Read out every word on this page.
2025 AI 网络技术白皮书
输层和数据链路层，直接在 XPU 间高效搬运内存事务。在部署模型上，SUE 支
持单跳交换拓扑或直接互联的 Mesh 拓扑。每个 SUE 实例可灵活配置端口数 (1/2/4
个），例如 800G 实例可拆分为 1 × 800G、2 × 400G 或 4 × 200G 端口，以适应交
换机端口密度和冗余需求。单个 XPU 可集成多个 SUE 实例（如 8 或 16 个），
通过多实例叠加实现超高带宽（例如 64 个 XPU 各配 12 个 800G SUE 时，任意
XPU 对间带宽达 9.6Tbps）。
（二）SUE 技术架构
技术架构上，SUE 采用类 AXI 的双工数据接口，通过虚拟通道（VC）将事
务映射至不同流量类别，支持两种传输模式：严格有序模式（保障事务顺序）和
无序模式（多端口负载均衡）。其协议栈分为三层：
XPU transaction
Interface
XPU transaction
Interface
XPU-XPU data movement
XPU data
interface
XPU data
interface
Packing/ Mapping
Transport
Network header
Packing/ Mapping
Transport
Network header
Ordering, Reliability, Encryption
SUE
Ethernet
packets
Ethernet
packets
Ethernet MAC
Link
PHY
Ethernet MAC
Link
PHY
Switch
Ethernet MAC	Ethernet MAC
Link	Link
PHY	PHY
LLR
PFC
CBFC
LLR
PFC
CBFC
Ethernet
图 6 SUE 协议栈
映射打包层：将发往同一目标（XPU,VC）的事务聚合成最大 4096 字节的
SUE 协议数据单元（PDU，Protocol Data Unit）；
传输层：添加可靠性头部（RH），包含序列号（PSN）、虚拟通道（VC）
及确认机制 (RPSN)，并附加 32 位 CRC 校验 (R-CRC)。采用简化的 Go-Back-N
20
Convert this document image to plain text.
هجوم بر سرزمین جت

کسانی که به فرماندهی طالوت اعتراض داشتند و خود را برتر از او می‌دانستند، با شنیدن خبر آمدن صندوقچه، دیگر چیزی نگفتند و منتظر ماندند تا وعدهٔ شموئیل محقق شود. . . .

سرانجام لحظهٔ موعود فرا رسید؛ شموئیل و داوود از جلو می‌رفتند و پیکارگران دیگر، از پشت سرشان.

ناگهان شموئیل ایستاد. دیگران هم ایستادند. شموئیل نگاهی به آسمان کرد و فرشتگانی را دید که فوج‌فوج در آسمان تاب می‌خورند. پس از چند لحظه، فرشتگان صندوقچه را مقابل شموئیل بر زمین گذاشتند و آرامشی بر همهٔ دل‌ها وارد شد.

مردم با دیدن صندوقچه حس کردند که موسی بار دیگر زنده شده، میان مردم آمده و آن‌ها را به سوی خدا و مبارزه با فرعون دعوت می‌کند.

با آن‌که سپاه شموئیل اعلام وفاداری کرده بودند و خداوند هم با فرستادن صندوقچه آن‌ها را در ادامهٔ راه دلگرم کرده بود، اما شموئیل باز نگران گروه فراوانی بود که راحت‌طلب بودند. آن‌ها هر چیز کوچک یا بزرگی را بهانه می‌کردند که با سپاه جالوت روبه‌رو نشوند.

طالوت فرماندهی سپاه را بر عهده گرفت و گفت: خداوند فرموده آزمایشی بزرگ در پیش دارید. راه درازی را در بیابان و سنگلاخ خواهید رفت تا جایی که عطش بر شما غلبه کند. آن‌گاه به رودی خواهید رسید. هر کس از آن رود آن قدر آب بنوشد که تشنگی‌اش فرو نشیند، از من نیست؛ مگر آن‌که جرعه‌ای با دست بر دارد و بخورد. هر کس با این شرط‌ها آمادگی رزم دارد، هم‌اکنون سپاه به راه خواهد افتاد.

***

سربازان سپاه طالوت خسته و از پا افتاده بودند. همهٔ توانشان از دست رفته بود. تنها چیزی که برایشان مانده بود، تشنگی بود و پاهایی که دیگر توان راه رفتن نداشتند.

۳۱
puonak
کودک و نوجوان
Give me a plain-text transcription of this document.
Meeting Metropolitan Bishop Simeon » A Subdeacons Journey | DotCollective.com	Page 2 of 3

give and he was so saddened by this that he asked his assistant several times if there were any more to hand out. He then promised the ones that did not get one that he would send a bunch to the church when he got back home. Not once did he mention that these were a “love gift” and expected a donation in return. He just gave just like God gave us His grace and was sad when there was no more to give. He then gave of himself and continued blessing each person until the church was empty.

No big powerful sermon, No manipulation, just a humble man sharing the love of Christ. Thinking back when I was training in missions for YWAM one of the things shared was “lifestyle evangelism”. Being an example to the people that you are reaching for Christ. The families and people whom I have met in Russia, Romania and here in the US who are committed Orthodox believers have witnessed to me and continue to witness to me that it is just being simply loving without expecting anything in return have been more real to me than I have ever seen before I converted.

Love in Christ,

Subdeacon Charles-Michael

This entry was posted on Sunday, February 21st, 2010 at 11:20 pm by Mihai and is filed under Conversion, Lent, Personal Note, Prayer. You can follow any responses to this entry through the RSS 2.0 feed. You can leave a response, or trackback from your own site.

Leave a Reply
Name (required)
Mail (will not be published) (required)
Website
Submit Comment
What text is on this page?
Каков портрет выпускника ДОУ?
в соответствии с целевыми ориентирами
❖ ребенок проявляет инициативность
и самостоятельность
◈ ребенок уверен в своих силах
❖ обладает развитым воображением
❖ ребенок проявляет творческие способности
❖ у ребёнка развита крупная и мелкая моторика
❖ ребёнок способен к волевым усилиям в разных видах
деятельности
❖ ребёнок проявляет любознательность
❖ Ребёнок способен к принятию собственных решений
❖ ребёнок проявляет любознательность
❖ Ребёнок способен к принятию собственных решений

==*==

EXERCISE: The listing above must be transcribed exactly, line by line.

ANSWER TO THE EXERCISE:
Read out every word on this page.
2025 AI 网络技术白皮书
输层和数据链路层，直接在 XPU 间高效搬运内存事务。在部署模型上，SUE 支
持单跳交换拓扑或直接互联的 Mesh 拓扑。每个 SUE 实例可灵活配置端口数 (1/2/4
个），例如 800G 实例可拆分为 1 × 800G、2 × 400G 或 4 × 200G 端口，以适应交
换机端口密度和冗余需求。单个 XPU 可集成多个 SUE 实例（如 8 或 16 个），
通过多实例叠加实现超高带宽（例如 64 个 XPU 各配 12 个 800G SUE 时，任意
XPU 对间带宽达 9.6Tbps）。
（二）SUE 技术架构
技术架构上，SUE 采用类 AXI 的双工数据接口，通过虚拟通道（VC）将事
务映射至不同流量类别，支持两种传输模式：严格有序模式（保障事务顺序）和
无序模式（多端口负载均衡）。其协议栈分为三层：
XPU transaction
Interface
XPU transaction
Interface
XPU-XPU data movement
XPU data
interface
XPU data
interface
Packing/ Mapping
Transport
Network header
Packing/ Mapping
Transport
Network header
Ordering, Reliability, Encryption
SUE
Ethernet
packets
Ethernet
packets
Ethernet MAC
Link
PHY
Ethernet MAC
Link
PHY
Switch
Ethernet MAC	Ethernet MAC
Link	Link
PHY	PHY
LLR
PFC
CBFC
LLR
PFC
CBFC
Ethernet
图 6 SUE 协议栈
映射打包层：将发往同一目标（XPU,VC）的事务聚合成最大 4096 字节的
SUE 协议数据单元（PDU，Protocol Data Unit）；
传输层：添加可靠性头部（RH），包含序列号（PSN）、虚拟通道（VC）
及确认机制 (RPSN)，并附加 32 位 CRC 校验 (R-CRC)。采用简化的 Go-Back-N
20
Convert this document image to plain text.
هجوم بر سرزمین جت

کسانی که به فرماندهی طالوت اعتراض داشتند و خود را برتر از او می‌دانستند، با شنیدن خبر آمدن صندوقچه، دیگر چیزی نگفتند و منتظر ماندند تا وعدهٔ شموئیل محقق شود. . . .

سرانجام لحظهٔ موعود فرا رسید؛ شموئیل و داوود از جلو می‌رفتند و پیکارگران دیگر، از پشت سرشان.

ناگهان شموئیل ایستاد. دیگران هم ایستادند. شموئیل نگاهی به آسمان کرد و فرشتگانی را دید که فوج‌فوج در آسمان تاب می‌خورند. پس از چند لحظه، فرشتگان صندوقچه را مقابل شموئیل بر زمین گذاشتند و آرامشی بر همهٔ دل‌ها وارد شد.

مردم با دیدن صندوقچه حس کردند که موسی بار دیگر زنده شده، میان مردم آمده و آن‌ها را به سوی خدا و مبارزه با فرعون دعوت می‌کند.

با آن‌که سپاه شموئیل اعلام وفاداری کرده بودند و خداوند هم با فرستادن صندوقچه آن‌ها را در ادامهٔ راه دلگرم کرده بود، اما شموئیل باز نگران گروه فراوانی بود که راحت‌طلب بودند. آن‌ها هر چیز کوچک یا بزرگی را بهانه می‌کردند که با سپاه جالوت روبه‌رو نشوند.

طالوت فرماندهی سپاه را بر عهده گرفت و گفت: خداوند فرموده آزمایشی بزرگ در پیش دارید. راه درازی را در بیابان و سنگلاخ خواهید رفت تا جایی که عطش بر شما غلبه کند. آن‌گاه به رودی خواهید رسید. هر کس از آن رود آن قدر آب بنوشد که تشنگی‌اش فرو نشیند، از من نیست؛ مگر آن‌که جرعه‌ای با دست بر دارد و بخورد. هر کس با این شرط‌ها آمادگی رزم دارد، هم‌اکنون سپاه به راه خواهد افتاد.

***

سربازان سپاه طالوت خسته و از پا افتاده بودند. همهٔ توانشان از دست رفته بود. تنها چیزی که برایشان مانده بود، تشنگی بود و پاهایی که دیگر توان راه رفتن نداشتند.

۳۱
puonak
کودک و نوجوان
Give me a plain-text transcription of this document.
Meeting Metropolitan Bishop Simeon » A Subdeacons Journey | DotCollective.com	Page 2 of 3

give and he was so saddened by this that he asked his assistant several times if there were any more to hand out. He then promised the ones that did not get one that he would send a bunch to the church when he got back home. Not once did he mention that these were a “love gift” and expected a donation in return. He just gave just like God gave us His grace and was sad when there was no more to give. He then gave of himself and continued blessing each person until the church was empty.

No big powerful sermon, No manipulation, just a humble man sharing the love of Christ. Thinking back when I was training in missions for YWAM one of the things shared was “lifestyle evangelism”. Being an example to the people that you are reaching for Christ. The families and people whom I have met in Russia, Romania and here in the US who are committed Orthodox believers have witnessed to me and continue to witness to me that it is just being simply loving without expecting anything in return have been more real to me than I have ever seen before I converted.

Love in Christ,

Subdeacon Charles-Michael

This entry was posted on Sunday, February 21st, 2010 at 11:20 pm by Mihai and is filed under Conversion, Lent, Personal Note, Prayer. You can follow any responses to this entry through the RSS 2.0 feed. You can leave a response, or trackback from your own site.

Leave a Reply
Name (required)
Mail (will not be published) (required)
Website
Submit Comment
What text is on this page?
Каков портрет выпускника ДОУ?
в соответствии с целевыми ориентирами
❖ ребенок проявляет инициативность
и самостоятельность
◈ ребенок уверен в своих силах
❖ обладает развитым воображением
❖ ребенок проявляет творческие способности
❖ у ребёнка развита крупная и мелкая моторика
❖ ребёнок способен к волевым усилиям в разных видах
деятельности
❖ ребёнок проявляет любознательность
❖ Ребёнок способен к принятию собственных решений
❖ ребёнок проявляет любознательность
❖ Ребёнок способен к принятию собственных решений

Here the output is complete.